EXERCISE INSTRUCTIONS: Identify all lines of the data containing the string "name" and copy them.

EXTRACTED DATA:
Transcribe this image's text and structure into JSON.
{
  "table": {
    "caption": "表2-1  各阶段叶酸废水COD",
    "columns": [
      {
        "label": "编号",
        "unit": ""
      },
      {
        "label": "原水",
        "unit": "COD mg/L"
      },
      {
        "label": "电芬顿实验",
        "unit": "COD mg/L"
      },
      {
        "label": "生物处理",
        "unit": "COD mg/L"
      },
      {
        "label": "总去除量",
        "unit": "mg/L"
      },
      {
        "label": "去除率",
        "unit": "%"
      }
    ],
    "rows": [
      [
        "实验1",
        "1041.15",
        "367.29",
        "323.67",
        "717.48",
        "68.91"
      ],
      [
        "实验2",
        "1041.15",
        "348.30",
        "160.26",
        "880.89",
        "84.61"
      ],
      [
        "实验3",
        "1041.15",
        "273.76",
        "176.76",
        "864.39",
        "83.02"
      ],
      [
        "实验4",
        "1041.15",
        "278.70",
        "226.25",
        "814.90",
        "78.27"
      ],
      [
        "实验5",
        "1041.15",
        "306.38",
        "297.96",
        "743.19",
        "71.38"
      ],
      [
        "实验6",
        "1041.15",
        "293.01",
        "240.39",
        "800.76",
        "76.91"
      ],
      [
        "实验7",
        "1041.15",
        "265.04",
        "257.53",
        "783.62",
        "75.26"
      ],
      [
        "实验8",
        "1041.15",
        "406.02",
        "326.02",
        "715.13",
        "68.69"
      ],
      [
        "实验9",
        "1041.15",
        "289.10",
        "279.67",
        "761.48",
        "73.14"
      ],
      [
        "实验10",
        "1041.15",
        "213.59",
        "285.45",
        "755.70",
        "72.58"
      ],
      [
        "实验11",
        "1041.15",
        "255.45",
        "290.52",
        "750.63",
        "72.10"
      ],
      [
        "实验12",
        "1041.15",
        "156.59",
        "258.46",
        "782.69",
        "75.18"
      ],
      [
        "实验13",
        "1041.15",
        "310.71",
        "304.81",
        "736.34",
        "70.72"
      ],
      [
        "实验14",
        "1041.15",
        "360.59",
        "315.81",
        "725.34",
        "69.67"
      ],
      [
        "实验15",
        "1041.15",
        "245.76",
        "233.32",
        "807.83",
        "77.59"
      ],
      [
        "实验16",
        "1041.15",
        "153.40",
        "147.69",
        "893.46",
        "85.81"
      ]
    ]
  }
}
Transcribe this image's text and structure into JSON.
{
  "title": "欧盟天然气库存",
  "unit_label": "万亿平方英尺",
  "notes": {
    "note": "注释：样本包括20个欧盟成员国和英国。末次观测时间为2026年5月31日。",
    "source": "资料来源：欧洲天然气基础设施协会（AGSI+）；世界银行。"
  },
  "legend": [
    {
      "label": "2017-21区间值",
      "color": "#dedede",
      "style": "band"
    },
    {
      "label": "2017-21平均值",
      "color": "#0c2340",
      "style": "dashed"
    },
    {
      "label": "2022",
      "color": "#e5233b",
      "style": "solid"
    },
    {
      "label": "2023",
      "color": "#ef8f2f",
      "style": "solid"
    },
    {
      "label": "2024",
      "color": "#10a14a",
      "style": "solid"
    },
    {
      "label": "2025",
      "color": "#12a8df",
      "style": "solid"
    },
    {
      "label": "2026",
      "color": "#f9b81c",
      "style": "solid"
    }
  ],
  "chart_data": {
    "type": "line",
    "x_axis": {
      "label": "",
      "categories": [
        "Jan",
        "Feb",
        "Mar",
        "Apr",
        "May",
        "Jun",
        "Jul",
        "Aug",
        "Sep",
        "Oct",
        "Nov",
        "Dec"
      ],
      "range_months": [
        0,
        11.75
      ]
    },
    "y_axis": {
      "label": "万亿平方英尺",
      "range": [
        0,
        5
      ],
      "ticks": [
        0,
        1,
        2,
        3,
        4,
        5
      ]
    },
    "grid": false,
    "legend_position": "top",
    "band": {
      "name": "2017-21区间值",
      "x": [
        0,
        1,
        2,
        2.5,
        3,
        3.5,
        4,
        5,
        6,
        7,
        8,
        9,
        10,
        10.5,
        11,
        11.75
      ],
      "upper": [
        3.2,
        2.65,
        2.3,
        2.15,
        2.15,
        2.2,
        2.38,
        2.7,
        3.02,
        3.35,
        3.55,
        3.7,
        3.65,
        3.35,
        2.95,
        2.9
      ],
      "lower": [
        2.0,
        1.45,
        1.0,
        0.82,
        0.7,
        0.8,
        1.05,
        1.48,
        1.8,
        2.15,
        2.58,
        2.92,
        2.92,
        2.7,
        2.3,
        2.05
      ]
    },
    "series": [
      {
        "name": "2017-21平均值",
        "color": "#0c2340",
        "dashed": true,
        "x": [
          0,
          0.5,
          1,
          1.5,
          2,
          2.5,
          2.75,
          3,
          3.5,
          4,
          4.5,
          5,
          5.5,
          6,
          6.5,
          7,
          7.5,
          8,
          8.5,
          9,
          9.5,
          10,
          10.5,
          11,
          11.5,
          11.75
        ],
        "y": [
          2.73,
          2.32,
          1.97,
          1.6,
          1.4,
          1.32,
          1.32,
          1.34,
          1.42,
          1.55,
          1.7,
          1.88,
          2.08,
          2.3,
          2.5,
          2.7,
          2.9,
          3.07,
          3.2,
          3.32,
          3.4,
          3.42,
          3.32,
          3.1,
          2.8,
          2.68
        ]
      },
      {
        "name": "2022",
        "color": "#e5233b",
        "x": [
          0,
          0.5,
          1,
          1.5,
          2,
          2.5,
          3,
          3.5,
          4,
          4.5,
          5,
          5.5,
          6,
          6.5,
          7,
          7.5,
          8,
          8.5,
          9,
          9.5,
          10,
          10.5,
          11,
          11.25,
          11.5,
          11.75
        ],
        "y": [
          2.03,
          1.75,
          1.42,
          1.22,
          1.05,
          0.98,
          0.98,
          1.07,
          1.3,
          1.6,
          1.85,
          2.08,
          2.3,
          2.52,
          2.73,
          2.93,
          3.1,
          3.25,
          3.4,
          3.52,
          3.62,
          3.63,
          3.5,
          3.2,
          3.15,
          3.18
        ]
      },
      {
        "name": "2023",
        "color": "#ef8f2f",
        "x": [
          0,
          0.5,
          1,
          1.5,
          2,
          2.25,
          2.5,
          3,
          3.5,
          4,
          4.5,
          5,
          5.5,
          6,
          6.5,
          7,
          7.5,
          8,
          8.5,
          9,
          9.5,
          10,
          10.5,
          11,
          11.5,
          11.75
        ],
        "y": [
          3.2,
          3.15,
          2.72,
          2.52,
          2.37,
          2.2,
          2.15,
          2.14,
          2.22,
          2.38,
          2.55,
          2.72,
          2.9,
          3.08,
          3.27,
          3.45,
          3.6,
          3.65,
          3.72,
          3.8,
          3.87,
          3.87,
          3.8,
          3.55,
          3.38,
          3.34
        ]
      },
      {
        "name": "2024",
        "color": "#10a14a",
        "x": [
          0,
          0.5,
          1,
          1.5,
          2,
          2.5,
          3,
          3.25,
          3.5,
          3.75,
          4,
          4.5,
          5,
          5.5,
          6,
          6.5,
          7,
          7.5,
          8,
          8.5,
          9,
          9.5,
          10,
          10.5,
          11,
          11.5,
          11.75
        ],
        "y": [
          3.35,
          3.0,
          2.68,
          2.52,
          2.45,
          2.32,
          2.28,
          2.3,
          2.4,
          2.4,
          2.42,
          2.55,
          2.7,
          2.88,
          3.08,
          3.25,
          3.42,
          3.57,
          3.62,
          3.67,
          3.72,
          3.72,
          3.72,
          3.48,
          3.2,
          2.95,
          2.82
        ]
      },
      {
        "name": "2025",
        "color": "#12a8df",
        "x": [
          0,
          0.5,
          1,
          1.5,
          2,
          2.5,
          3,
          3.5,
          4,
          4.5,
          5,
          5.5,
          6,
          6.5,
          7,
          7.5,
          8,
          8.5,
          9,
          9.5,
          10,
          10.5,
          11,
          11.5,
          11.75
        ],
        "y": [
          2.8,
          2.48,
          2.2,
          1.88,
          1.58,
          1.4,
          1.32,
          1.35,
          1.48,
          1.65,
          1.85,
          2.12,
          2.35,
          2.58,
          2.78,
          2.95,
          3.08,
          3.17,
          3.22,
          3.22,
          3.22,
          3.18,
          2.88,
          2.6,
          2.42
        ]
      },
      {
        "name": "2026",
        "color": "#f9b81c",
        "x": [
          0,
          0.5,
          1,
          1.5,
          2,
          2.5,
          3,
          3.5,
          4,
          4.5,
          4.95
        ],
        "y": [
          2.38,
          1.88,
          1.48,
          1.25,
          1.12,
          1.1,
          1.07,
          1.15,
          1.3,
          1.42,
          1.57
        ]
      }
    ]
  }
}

REPLY:
      "name": "2017-21区间值",
        "name": "2017-21平均值",
        "name": "2022",
        "name": "2023",
        "name": "2024",
        "name": "2025",
        "name": "2026",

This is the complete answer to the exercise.